> Records shown:

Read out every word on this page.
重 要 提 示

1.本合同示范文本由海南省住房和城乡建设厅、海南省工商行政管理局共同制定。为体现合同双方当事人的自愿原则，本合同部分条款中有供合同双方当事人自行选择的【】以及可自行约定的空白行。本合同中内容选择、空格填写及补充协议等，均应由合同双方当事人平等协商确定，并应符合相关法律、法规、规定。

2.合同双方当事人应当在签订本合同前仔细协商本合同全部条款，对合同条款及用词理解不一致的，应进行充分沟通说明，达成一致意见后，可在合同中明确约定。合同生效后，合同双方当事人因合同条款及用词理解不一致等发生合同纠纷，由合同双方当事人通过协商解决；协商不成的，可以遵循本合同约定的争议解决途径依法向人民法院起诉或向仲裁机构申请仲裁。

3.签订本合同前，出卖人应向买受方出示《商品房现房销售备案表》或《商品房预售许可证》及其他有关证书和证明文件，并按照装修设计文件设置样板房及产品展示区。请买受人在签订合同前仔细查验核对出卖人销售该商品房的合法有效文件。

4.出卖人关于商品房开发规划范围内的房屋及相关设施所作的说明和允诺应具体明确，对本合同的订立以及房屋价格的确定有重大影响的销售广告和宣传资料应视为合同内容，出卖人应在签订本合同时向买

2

> Instructions for the task: Please restate the whole listing word for word.

> Expected output:
Read out every word on this page.
重 要 提 示

1.本合同示范文本由海南省住房和城乡建设厅、海南省工商行政管理局共同制定。为体现合同双方当事人的自愿原则，本合同部分条款中有供合同双方当事人自行选择的【】以及可自行约定的空白行。本合同中内容选择、空格填写及补充协议等，均应由合同双方当事人平等协商确定，并应符合相关法律、法规、规定。

2.合同双方当事人应当在签订本合同前仔细协商本合同全部条款，对合同条款及用词理解不一致的，应进行充分沟通说明，达成一致意见后，可在合同中明确约定。合同生效后，合同双方当事人因合同条款及用词理解不一致等发生合同纠纷，由合同双方当事人通过协商解决；协商不成的，可以遵循本合同约定的争议解决途径依法向人民法院起诉或向仲裁机构申请仲裁。

3.签订本合同前，出卖人应向买受方出示《商品房现房销售备案表》或《商品房预售许可证》及其他有关证书和证明文件，并按照装修设计文件设置样板房及产品展示区。请买受人在签订合同前仔细查验核对出卖人销售该商品房的合法有效文件。

4.出卖人关于商品房开发规划范围内的房屋及相关设施所作的说明和允诺应具体明确，对本合同的订立以及房屋价格的确定有重大影响的销售广告和宣传资料应视为合同内容，出卖人应在签订本合同时向买

2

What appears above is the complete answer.